Written exercise
Pull each line holding "JSON" out of the entries below.
START Supplied information
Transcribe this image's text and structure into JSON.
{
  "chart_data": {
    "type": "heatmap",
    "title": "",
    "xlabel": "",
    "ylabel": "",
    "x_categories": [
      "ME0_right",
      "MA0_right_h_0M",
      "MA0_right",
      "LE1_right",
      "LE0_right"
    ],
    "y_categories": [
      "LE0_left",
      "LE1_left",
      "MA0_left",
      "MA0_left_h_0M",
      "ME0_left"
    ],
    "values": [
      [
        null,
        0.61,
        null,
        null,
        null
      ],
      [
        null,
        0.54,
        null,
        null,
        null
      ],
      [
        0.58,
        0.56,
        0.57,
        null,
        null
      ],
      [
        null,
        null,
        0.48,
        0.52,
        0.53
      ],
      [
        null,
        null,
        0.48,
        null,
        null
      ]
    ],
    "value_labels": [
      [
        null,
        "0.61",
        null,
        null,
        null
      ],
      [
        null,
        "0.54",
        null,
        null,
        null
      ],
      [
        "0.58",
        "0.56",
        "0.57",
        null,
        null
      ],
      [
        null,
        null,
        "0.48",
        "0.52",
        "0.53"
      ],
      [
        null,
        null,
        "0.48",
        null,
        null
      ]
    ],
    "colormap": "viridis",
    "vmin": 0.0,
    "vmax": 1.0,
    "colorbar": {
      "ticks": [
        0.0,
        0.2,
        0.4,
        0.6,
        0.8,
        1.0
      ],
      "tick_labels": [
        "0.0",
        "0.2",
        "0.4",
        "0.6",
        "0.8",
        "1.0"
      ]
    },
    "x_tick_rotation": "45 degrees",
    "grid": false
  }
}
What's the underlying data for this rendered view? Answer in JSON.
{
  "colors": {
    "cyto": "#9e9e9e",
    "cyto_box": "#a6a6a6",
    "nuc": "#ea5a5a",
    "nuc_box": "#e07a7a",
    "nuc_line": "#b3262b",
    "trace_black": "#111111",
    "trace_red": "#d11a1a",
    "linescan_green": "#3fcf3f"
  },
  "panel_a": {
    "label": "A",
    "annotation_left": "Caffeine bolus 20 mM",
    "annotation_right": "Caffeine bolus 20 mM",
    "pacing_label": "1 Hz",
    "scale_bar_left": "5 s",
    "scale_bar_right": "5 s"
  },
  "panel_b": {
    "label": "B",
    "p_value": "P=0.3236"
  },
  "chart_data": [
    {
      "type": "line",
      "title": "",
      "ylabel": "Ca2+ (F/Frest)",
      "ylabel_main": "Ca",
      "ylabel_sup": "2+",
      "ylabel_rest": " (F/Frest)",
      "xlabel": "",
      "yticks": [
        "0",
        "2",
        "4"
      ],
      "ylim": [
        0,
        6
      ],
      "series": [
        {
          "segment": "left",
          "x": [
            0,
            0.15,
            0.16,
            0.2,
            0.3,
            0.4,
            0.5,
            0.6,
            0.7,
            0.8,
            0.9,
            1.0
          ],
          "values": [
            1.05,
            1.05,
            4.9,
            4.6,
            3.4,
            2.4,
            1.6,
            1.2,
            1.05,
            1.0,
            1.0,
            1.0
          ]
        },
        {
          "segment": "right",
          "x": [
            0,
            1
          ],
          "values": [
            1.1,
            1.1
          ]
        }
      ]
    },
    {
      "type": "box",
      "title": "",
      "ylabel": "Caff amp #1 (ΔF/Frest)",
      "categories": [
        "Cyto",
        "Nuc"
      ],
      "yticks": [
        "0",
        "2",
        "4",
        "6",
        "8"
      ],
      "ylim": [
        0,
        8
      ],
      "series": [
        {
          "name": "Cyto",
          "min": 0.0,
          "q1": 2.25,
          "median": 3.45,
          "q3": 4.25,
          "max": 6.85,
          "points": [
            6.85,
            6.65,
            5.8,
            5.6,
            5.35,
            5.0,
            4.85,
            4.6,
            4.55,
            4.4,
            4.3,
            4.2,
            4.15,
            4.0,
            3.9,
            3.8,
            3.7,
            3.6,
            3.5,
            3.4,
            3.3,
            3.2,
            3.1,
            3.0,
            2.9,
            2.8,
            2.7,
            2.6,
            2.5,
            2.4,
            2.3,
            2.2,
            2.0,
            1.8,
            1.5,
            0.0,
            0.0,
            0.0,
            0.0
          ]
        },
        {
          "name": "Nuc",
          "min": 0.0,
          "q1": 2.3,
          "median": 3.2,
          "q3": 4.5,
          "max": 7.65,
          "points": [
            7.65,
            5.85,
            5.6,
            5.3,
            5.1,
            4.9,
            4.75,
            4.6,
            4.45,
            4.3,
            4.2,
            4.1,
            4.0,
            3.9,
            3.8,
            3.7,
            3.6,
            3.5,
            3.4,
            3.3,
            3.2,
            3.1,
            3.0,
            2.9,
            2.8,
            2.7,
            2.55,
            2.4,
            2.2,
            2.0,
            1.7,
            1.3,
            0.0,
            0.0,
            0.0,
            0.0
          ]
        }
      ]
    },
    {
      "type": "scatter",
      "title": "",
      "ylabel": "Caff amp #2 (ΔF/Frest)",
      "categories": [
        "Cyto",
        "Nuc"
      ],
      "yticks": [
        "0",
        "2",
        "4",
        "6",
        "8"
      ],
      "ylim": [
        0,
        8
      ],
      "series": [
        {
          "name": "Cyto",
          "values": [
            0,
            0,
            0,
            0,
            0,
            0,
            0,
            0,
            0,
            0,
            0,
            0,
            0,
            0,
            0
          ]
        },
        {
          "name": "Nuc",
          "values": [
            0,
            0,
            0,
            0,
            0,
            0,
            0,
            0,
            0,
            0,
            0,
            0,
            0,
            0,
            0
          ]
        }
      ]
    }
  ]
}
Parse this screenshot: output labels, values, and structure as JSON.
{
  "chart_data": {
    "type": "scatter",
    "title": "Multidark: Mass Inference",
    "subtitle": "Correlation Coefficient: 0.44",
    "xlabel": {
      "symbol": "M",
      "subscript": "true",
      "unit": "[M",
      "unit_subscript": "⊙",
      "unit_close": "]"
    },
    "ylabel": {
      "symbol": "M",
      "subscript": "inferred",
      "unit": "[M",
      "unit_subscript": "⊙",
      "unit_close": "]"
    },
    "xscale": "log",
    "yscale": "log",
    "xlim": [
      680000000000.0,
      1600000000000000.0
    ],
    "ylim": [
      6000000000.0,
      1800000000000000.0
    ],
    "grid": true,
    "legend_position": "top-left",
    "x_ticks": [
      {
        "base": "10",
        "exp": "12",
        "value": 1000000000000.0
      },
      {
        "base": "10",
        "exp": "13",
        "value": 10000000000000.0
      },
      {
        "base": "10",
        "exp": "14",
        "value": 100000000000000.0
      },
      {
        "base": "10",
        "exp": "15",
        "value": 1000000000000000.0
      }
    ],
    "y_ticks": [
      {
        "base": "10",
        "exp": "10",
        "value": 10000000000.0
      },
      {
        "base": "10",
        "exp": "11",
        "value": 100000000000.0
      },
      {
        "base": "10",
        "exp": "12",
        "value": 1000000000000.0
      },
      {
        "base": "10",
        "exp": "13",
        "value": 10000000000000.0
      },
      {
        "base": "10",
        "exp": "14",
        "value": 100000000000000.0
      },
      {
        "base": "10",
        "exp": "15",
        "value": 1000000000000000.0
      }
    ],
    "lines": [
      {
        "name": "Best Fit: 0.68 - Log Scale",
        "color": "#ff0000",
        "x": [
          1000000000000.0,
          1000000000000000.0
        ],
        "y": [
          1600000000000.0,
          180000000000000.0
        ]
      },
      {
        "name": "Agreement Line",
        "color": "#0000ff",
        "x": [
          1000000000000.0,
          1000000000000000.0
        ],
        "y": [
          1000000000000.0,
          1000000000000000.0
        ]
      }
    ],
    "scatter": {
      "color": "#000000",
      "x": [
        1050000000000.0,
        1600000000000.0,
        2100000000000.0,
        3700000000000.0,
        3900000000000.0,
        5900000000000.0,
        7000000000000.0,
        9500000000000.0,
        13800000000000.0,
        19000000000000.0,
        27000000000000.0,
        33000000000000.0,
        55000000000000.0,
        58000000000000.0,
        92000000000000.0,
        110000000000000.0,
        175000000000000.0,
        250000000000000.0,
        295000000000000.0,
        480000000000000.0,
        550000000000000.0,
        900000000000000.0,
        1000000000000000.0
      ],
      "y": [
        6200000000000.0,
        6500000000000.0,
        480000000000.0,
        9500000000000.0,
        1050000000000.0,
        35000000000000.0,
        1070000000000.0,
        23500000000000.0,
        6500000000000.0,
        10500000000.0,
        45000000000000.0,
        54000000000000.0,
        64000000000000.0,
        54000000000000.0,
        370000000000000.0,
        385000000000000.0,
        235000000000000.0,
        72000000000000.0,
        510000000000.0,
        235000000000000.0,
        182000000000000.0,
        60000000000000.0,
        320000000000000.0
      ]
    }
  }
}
END Supplied information
Finished answer
Transcribe this image's text and structure into JSON.
What's the underlying data for this rendered view? Answer in JSON.
Parse this screenshot: output labels, values, and structure as JSON.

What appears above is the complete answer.